─── Page text ───

The hand-rolled replication, collection, and slicing of this section collapse to one call each. The library picks an $O(\log K)$ broadcast tree, manages the receive buffers the root needs for gather, and routes scatter's per-rank slices, work that would be dozens of lines of careful socket code:
# Run with: torchrun --nproc_per_node=4 thisfile.py
import torch, torch.distributed as dist
dist.init_process_group("nccl") # join the group of K workers
rank, world = dist.get_rank(), dist.get_world_size()
# BROADCAST: rank 0 owns the weights; all ranks adopt its copy in place.
weights = torch.empty(1024, device="cuda")
if rank == 0:
weights = load_initial_weights() # only the root has real values
dist.broadcast(weights, src=0) # now every rank holds rank 0's weights
# GATHER: every rank sends its own experience; only the root keeps them all.
local_exp = collect_local_experience() # this rank's distinct batch, a tensor
bucket = [torch.empty_like(local_exp) for _ in range(world)] if rank == 0 else None
dist.gather(local_exp, gather_list=bucket, dst=0) # root's `bucket` = all K batches
# SCATTER: the root hands a different task slice to each worker.
slices = list(task_slices) if rank == 0 else None # K distinct tensors on the root
my_slice = torch.empty(256, device="cuda")
dist.scatter(my_slice, scatter_list=slices, src=0) # each rank receives its own slice
src and dst arguments naming the root, the feature that makes these operations asymmetric; all-reduce in Section 4.3 has no such argument because it has no privileged rank.With the asymmetric collectives in hand, the chapter has now named every primitive the rest of the book relies on: the symmetric all-reduce, all-gather, reduce-scatter, and all-to-all of the preceding sections, and the root-centric broadcast, gather, and scatter of this one. What remains is to see how a production library actually implements them across real hardware, choosing algorithms and topologies on your behalf. That is the subject of Section 4.8, which opens the lid on NCCL, MPI, and Gloo.
For each task, name the single collective from Table 4.7.1 that fits best and say why the other three are wrong: (a) at job start, every data-parallel worker must begin from the same randomly initialized weights held on rank 0; (b) a parameter server must apply the sum of all workers' gradients to its parameters, and no worker needs the individual gradients afterward; (c) a learner must store every actor's full trajectory for later replay; (d) a coordinator holds a list of 64 distinct hyperparameter configurations and must give one to each of 64 workers. For case (b), explain why all-reduce, not gather, is the better choice even though both could work.

───

■ **Work request 1**:
According to the page text, which section covers NCCL, MPI, and Gloo?
■ **Work request 2**:
Retype the part of the page text that opens with the words containing "dist.scatter(my_slice, scatter_list=slices, src=0)" and closes with "MPI, and Gloo.".
The lines are separate material, apart from the page text.

─── Supplied data ───

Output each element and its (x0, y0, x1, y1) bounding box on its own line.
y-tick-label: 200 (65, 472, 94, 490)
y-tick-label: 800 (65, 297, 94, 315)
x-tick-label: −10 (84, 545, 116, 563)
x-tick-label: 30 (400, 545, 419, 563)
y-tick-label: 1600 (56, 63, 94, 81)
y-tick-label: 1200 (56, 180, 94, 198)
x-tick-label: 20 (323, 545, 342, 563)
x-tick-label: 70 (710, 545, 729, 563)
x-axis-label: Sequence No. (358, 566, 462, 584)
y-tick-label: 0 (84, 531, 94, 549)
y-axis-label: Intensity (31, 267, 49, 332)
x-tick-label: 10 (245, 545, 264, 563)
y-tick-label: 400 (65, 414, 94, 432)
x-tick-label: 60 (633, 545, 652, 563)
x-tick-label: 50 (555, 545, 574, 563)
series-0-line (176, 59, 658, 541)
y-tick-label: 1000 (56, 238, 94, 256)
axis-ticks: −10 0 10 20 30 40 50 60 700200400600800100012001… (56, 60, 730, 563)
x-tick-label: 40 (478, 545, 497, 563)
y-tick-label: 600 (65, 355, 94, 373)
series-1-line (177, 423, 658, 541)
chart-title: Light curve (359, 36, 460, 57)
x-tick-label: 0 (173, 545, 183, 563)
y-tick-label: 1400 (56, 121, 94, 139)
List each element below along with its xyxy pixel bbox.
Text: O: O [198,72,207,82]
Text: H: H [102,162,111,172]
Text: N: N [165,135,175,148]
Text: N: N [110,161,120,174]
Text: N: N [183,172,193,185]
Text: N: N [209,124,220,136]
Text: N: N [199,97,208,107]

───

■ **Your solution 1**:
Section 4.8

■ **Your solution 2**:
dist.scatter(my_slice, scatter_list=slices, src=0) # each rank receives its own slice
src and dst arguments naming the root, the feature that makes these operations asymmetric; all-reduce in Section 4.3 has no such argument because it has no privileged rank.With the asymmetric collectives in hand, the chapter has now named every primitive the rest of the book relies on: the symmetric all-reduce, all-gather, reduce-scatter, and all-to-all of the preceding sections, and the root-centric broadcast, gather, and scatter of this one. What remains is to see how a production library actually implements them across real hardware, choosing algorithms and topologies on your behalf. That is the subject of Section 4.8, which opens the lid on NCCL, MPI, and Gloo.